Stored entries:
☆ ☆ ☆ ☆ ☆
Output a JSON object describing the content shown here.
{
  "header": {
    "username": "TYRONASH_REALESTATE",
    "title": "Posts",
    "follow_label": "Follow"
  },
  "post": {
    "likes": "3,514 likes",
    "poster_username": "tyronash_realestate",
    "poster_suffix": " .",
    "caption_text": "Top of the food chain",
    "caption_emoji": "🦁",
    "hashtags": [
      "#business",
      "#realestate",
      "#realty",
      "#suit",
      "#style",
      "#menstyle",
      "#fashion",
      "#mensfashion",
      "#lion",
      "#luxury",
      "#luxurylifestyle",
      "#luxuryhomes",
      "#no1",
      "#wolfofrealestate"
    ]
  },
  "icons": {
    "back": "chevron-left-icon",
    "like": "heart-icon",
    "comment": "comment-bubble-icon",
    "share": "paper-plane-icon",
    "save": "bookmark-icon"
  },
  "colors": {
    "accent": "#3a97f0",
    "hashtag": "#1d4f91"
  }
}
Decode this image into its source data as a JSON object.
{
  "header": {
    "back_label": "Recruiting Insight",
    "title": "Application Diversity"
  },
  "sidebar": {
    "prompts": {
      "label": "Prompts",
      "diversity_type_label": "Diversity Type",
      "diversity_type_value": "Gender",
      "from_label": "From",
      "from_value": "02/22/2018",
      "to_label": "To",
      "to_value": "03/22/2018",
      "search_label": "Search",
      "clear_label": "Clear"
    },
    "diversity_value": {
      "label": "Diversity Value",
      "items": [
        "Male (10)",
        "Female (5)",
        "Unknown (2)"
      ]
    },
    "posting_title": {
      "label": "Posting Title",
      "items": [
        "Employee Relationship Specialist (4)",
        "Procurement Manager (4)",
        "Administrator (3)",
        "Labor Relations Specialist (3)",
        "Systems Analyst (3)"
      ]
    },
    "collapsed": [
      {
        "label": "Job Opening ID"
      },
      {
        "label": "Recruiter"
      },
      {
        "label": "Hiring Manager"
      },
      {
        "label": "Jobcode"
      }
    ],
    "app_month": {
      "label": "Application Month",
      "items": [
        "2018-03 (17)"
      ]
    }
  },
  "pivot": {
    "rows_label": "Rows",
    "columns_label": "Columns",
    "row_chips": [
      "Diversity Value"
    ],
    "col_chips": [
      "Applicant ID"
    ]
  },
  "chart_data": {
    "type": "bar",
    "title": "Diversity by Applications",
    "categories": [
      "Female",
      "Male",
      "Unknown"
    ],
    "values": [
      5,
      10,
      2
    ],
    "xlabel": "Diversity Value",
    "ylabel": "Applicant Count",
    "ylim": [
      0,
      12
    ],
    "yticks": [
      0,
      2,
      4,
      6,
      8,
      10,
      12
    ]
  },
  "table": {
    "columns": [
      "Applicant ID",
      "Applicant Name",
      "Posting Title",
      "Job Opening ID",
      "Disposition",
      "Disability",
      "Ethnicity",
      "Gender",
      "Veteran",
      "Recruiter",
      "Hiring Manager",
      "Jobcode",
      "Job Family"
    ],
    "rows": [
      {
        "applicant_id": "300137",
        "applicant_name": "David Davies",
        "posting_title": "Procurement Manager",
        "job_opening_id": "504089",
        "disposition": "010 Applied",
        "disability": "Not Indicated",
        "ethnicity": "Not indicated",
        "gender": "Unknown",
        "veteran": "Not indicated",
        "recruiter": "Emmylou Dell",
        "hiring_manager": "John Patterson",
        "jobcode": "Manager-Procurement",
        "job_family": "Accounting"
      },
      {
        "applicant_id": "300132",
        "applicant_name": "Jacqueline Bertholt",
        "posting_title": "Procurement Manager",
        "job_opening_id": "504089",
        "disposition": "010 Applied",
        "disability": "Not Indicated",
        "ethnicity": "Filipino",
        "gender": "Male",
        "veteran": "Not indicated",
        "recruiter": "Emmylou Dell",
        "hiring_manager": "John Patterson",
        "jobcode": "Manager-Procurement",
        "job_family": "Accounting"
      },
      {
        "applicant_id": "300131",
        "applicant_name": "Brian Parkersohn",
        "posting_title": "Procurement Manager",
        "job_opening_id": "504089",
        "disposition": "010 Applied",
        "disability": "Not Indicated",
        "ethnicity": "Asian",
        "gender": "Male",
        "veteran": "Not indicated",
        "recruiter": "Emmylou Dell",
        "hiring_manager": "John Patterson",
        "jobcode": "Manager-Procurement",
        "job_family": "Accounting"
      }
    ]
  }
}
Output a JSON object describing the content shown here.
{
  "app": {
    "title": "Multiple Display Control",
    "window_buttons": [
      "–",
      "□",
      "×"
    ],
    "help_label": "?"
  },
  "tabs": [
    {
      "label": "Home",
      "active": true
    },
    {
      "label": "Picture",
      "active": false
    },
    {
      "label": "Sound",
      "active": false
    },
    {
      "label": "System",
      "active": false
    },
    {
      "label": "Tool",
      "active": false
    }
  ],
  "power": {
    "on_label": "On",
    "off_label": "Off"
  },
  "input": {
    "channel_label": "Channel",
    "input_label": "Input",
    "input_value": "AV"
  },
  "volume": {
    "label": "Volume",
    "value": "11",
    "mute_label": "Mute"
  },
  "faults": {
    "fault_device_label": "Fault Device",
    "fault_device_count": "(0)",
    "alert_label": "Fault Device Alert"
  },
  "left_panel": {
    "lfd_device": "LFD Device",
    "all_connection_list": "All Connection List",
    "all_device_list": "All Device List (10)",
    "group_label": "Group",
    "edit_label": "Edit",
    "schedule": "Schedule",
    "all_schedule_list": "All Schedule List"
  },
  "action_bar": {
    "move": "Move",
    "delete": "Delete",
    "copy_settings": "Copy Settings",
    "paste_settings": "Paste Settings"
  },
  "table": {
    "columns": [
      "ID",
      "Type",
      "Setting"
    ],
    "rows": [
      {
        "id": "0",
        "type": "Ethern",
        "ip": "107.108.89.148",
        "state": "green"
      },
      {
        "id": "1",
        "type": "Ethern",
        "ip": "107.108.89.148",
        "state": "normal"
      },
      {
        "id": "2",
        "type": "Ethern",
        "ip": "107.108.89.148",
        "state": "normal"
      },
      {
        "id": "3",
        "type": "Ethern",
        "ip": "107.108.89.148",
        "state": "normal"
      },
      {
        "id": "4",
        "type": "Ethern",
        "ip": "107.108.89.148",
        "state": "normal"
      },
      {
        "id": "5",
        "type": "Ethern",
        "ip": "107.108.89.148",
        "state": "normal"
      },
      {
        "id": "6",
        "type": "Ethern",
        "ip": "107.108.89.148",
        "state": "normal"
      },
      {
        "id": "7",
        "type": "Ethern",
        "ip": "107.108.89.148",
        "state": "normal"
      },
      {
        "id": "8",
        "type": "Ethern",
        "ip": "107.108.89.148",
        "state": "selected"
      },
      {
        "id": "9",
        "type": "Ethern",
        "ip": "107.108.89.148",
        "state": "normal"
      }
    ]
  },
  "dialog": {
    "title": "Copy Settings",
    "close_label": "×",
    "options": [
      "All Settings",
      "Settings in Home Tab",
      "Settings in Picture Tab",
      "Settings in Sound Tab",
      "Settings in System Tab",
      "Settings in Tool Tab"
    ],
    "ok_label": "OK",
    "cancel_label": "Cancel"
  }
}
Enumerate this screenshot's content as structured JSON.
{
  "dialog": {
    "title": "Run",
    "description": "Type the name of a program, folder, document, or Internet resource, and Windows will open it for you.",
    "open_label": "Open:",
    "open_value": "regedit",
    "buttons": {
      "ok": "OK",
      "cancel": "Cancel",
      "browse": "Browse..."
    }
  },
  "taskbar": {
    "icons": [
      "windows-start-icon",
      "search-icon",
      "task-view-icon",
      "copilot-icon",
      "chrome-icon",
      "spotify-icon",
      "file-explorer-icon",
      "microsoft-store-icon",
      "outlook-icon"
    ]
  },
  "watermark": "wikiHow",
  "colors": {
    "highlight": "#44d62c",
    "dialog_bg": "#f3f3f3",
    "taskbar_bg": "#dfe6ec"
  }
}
☆ ☆ ☆ ☆ ☆
» Work instructions: Report how many lines of the data hold the string "Copy"; give only the number.

» Final result: 2